Problem to solve:
Return every record below exactly as written, omitting any pictures.

********

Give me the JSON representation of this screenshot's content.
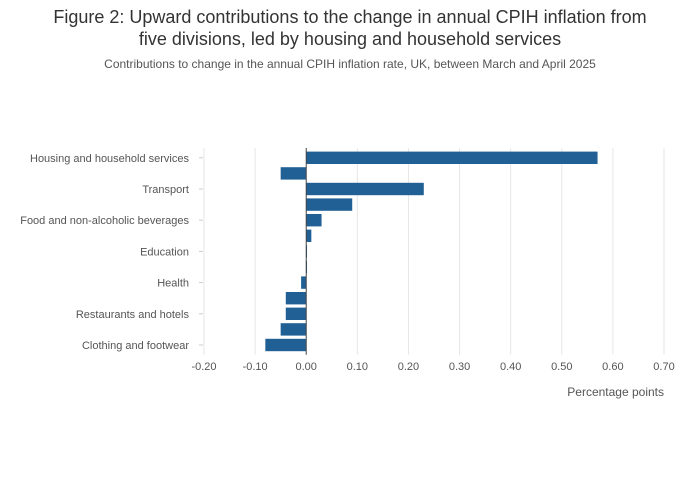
{
  "title_lines": [
    "Figure 2: Upward contributions to the change in annual CPIH inflation from",
    "five divisions, led by housing and household services"
  ],
  "subtitle": "Contributions to change in the annual CPIH inflation rate, UK, between March and April 2025",
  "chart_data": {
    "type": "bar",
    "orientation": "horizontal",
    "categories": [
      "Housing and household services",
      "",
      "Transport",
      "",
      "Food and non-alcoholic beverages",
      "",
      "Education",
      "",
      "Health",
      "",
      "Restaurants and hotels",
      "",
      "Clothing and footwear"
    ],
    "values": [
      0.57,
      -0.05,
      0.23,
      0.09,
      0.03,
      0.01,
      0.0,
      0.0,
      -0.01,
      -0.04,
      -0.04,
      -0.05,
      -0.08
    ],
    "xlabel": "Percentage points",
    "xlim": [
      -0.2,
      0.7
    ],
    "xticks": [
      -0.2,
      -0.1,
      0.0,
      0.1,
      0.2,
      0.3,
      0.4,
      0.5,
      0.6,
      0.7
    ],
    "xtick_labels": [
      "-0.20",
      "-0.10",
      "0.00",
      "0.10",
      "0.20",
      "0.30",
      "0.40",
      "0.50",
      "0.60",
      "0.70"
    ],
    "grid": "vertical",
    "bar_color": "#206095",
    "grid_color": "#e6e6e6",
    "zero_line_color": "#444444"
  }
}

********

Complete output:
Give me the JSON representation of this screenshot's content.
{
  "title_lines": [
    "Figure 2: Upward contributions to the change in annual CPIH inflation from",
    "five divisions, led by housing and household services"
  ],
  "subtitle": "Contributions to change in the annual CPIH inflation rate, UK, between March and April 2025",
  "chart_data": {
    "type": "bar",
    "orientation": "horizontal",
    "categories": [
      "Housing and household services",
      "",
      "Transport",
      "",
      "Food and non-alcoholic beverages",
      "",
      "Education",
      "",
      "Health",
      "",
      "Restaurants and hotels",
      "",
      "Clothing and footwear"
    ],
    "values": [
      0.57,
      -0.05,
      0.23,
      0.09,
      0.03,
      0.01,
      0.0,
      0.0,
      -0.01,
      -0.04,
      -0.04,
      -0.05,
      -0.08
    ],
    "xlabel": "Percentage points",
    "xlim": [
      -0.2,
      0.7
    ],
    "xticks": [
      -0.2,
      -0.1,
      0.0,
      0.1,
      0.2,
      0.3,
      0.4,
      0.5,
      0.6,
      0.7
    ],
    "xtick_labels": [
      "-0.20",
      "-0.10",
      "0.00",
      "0.10",
      "0.20",
      "0.30",
      "0.40",
      "0.50",
      "0.60",
      "0.70"
    ],
    "grid": "vertical",
    "bar_color": "#206095",
    "grid_color": "#e6e6e6",
    "zero_line_color": "#444444"
  }
}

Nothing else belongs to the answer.